Copy all records verbatim.

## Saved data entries
>> START

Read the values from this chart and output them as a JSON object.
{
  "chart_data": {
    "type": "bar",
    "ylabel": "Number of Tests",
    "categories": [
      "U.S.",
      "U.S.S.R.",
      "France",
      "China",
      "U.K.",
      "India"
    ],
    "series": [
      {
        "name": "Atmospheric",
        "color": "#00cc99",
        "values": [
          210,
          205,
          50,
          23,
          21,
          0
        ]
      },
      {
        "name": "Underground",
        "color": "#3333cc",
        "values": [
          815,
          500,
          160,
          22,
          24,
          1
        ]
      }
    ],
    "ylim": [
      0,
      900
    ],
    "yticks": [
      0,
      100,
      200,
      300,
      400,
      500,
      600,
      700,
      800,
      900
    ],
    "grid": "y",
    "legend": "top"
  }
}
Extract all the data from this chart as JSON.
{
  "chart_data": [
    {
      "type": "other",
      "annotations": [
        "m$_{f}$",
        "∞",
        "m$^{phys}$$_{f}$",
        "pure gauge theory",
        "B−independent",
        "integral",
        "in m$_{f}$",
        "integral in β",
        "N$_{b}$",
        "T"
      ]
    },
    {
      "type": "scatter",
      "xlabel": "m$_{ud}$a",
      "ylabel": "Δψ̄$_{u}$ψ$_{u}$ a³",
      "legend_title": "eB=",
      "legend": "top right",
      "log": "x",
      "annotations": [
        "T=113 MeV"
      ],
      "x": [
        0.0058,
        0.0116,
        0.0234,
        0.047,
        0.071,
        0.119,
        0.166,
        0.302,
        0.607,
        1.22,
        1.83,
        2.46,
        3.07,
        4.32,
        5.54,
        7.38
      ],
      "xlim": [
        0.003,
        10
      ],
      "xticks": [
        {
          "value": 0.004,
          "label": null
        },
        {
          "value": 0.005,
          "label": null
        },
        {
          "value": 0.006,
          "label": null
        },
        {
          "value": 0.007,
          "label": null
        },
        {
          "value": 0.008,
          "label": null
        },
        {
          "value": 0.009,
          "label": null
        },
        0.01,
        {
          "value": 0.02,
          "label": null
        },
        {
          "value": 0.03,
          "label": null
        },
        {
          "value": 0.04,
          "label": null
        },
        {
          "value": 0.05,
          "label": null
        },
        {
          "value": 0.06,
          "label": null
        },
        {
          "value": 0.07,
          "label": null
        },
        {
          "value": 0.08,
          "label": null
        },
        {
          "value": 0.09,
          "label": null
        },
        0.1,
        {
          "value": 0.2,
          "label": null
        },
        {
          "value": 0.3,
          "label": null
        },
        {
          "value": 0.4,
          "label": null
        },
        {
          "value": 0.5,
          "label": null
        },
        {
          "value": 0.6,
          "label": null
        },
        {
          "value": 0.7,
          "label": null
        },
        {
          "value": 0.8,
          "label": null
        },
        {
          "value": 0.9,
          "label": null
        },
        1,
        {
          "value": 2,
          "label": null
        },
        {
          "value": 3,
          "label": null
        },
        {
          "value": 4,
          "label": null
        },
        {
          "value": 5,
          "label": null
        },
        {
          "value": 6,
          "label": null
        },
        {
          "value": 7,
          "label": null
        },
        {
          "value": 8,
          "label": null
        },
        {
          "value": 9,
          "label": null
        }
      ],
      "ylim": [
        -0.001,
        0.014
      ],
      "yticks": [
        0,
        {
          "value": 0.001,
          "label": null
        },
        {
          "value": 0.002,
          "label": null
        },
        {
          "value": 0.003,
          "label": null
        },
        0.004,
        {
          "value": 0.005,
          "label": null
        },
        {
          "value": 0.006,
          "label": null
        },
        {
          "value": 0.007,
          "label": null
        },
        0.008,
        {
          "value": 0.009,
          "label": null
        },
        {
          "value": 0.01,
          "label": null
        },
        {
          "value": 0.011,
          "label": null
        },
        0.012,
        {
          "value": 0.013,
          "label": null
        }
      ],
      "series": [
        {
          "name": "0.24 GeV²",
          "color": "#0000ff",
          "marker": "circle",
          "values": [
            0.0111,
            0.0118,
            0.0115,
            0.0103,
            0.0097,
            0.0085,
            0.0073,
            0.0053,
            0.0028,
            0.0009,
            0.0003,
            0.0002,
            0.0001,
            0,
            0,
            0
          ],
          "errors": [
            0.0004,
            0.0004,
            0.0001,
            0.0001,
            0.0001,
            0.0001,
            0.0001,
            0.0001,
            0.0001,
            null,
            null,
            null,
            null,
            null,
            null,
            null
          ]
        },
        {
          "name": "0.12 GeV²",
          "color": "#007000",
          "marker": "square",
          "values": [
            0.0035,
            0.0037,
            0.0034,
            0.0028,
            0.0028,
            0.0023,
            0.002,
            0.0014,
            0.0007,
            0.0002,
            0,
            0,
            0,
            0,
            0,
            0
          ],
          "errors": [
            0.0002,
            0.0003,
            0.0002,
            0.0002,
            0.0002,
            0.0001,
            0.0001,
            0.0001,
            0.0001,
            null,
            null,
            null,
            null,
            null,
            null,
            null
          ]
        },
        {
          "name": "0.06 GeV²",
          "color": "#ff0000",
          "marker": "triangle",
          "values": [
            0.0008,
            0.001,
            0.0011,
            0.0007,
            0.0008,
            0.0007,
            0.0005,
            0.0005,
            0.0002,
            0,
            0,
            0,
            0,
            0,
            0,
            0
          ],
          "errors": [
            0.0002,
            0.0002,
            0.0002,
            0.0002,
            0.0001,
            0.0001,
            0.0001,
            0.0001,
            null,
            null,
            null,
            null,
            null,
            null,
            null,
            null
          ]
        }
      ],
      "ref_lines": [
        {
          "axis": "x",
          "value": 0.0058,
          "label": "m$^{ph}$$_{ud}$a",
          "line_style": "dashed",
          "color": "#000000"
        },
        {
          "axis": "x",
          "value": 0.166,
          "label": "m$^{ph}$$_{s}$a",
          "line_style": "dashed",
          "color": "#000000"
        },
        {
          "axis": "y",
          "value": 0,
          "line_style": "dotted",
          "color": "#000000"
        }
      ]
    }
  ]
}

>> END

## ANSWER FOR THE TASK
Read the values from this chart and output them as a JSON object.
{
  "chart_data": {
    "type": "bar",
    "ylabel": "Number of Tests",
    "categories": [
      "U.S.",
      "U.S.S.R.",
      "France",
      "China",
      "U.K.",
      "India"
    ],
    "series": [
      {
        "name": "Atmospheric",
        "color": "#00cc99",
        "values": [
          210,
          205,
          50,
          23,
          21,
          0
        ]
      },
      {
        "name": "Underground",
        "color": "#3333cc",
        "values": [
          815,
          500,
          160,
          22,
          24,
          1
        ]
      }
    ],
    "ylim": [
      0,
      900
    ],
    "yticks": [
      0,
      100,
      200,
      300,
      400,
      500,
      600,
      700,
      800,
      900
    ],
    "grid": "y",
    "legend": "top"
  }
}
Extract all the data from this chart as JSON.
{
  "chart_data": [
    {
      "type": "other",
      "annotations": [
        "m$_{f}$",
        "∞",
        "m$^{phys}$$_{f}$",
        "pure gauge theory",
        "B−independent",
        "integral",
        "in m$_{f}$",
        "integral in β",
        "N$_{b}$",
        "T"
      ]
    },
    {
      "type": "scatter",
      "xlabel": "m$_{ud}$a",
      "ylabel": "Δψ̄$_{u}$ψ$_{u}$ a³",
      "legend_title": "eB=",
      "legend": "top right",
      "log": "x",
      "annotations": [
        "T=113 MeV"
      ],
      "x": [
        0.0058,
        0.0116,
        0.0234,
        0.047,
        0.071,
        0.119,
        0.166,
        0.302,
        0.607,
        1.22,
        1.83,
        2.46,
        3.07,
        4.32,
        5.54,
        7.38
      ],
      "xlim": [
        0.003,
        10
      ],
      "xticks": [
        {
          "value": 0.004,
          "label": null
        },
        {
          "value": 0.005,
          "label": null
        },
        {
          "value": 0.006,
          "label": null
        },
        {
          "value": 0.007,
          "label": null
        },
        {
          "value": 0.008,
          "label": null
        },
        {
          "value": 0.009,
          "label": null
        },
        0.01,
        {
          "value": 0.02,
          "label": null
        },
        {
          "value": 0.03,
          "label": null
        },
        {
          "value": 0.04,
          "label": null
        },
        {
          "value": 0.05,
          "label": null
        },
        {
          "value": 0.06,
          "label": null
        },
        {
          "value": 0.07,
          "label": null
        },
        {
          "value": 0.08,
          "label": null
        },
        {
          "value": 0.09,
          "label": null
        },
        0.1,
        {
          "value": 0.2,
          "label": null
        },
        {
          "value": 0.3,
          "label": null
        },
        {
          "value": 0.4,
          "label": null
        },
        {
          "value": 0.5,
          "label": null
        },
        {
          "value": 0.6,
          "label": null
        },
        {
          "value": 0.7,
          "label": null
        },
        {
          "value": 0.8,
          "label": null
        },
        {
          "value": 0.9,
          "label": null
        },
        1,
        {
          "value": 2,
          "label": null
        },
        {
          "value": 3,
          "label": null
        },
        {
          "value": 4,
          "label": null
        },
        {
          "value": 5,
          "label": null
        },
        {
          "value": 6,
          "label": null
        },
        {
          "value": 7,
          "label": null
        },
        {
          "value": 8,
          "label": null
        },
        {
          "value": 9,
          "label": null
        }
      ],
      "ylim": [
        -0.001,
        0.014
      ],
      "yticks": [
        0,
        {
          "value": 0.001,
          "label": null
        },
        {
          "value": 0.002,
          "label": null
        },
        {
          "value": 0.003,
          "label": null
        },
        0.004,
        {
          "value": 0.005,
          "label": null
        },
        {
          "value": 0.006,
          "label": null
        },
        {
          "value": 0.007,
          "label": null
        },
        0.008,
        {
          "value": 0.009,
          "label": null
        },
        {
          "value": 0.01,
          "label": null
        },
        {
          "value": 0.011,
          "label": null
        },
        0.012,
        {
          "value": 0.013,
          "label": null
        }
      ],
      "series": [
        {
          "name": "0.24 GeV²",
          "color": "#0000ff",
          "marker": "circle",
          "values": [
            0.0111,
            0.0118,
            0.0115,
            0.0103,
            0.0097,
            0.0085,
            0.0073,
            0.0053,
            0.0028,
            0.0009,
            0.0003,
            0.0002,
            0.0001,
            0,
            0,
            0
          ],
          "errors": [
            0.0004,
            0.0004,
            0.0001,
            0.0001,
            0.0001,
            0.0001,
            0.0001,
            0.0001,
            0.0001,
            null,
            null,
            null,
            null,
            null,
            null,
            null
          ]
        },
        {
          "name": "0.12 GeV²",
          "color": "#007000",
          "marker": "square",
          "values": [
            0.0035,
            0.0037,
            0.0034,
            0.0028,
            0.0028,
            0.0023,
            0.002,
            0.0014,
            0.0007,
            0.0002,
            0,
            0,
            0,
            0,
            0,
            0
          ],
          "errors": [
            0.0002,
            0.0003,
            0.0002,
            0.0002,
            0.0002,
            0.0001,
            0.0001,
            0.0001,
            0.0001,
            null,
            null,
            null,
            null,
            null,
            null,
            null
          ]
        },
        {
          "name": "0.06 GeV²",
          "color": "#ff0000",
          "marker": "triangle",
          "values": [
            0.0008,
            0.001,
            0.0011,
            0.0007,
            0.0008,
            0.0007,
            0.0005,
            0.0005,
            0.0002,
            0,
            0,
            0,
            0,
            0,
            0,
            0
          ],
          "errors": [
            0.0002,
            0.0002,
            0.0002,
            0.0002,
            0.0001,
            0.0001,
            0.0001,
            0.0001,
            null,
            null,
            null,
            null,
            null,
            null,
            null,
            null
          ]
        }
      ],
      "ref_lines": [
        {
          "axis": "x",
          "value": 0.0058,
          "label": "m$^{ph}$$_{ud}$a",
          "line_style": "dashed",
          "color": "#000000"
        },
        {
          "axis": "x",
          "value": 0.166,
          "label": "m$^{ph}$$_{s}$a",
          "line_style": "dashed",
          "color": "#000000"
        },
        {
          "axis": "y",
          "value": 0,
          "line_style": "dotted",
          "color": "#000000"
        }
      ]
    }
  ]
}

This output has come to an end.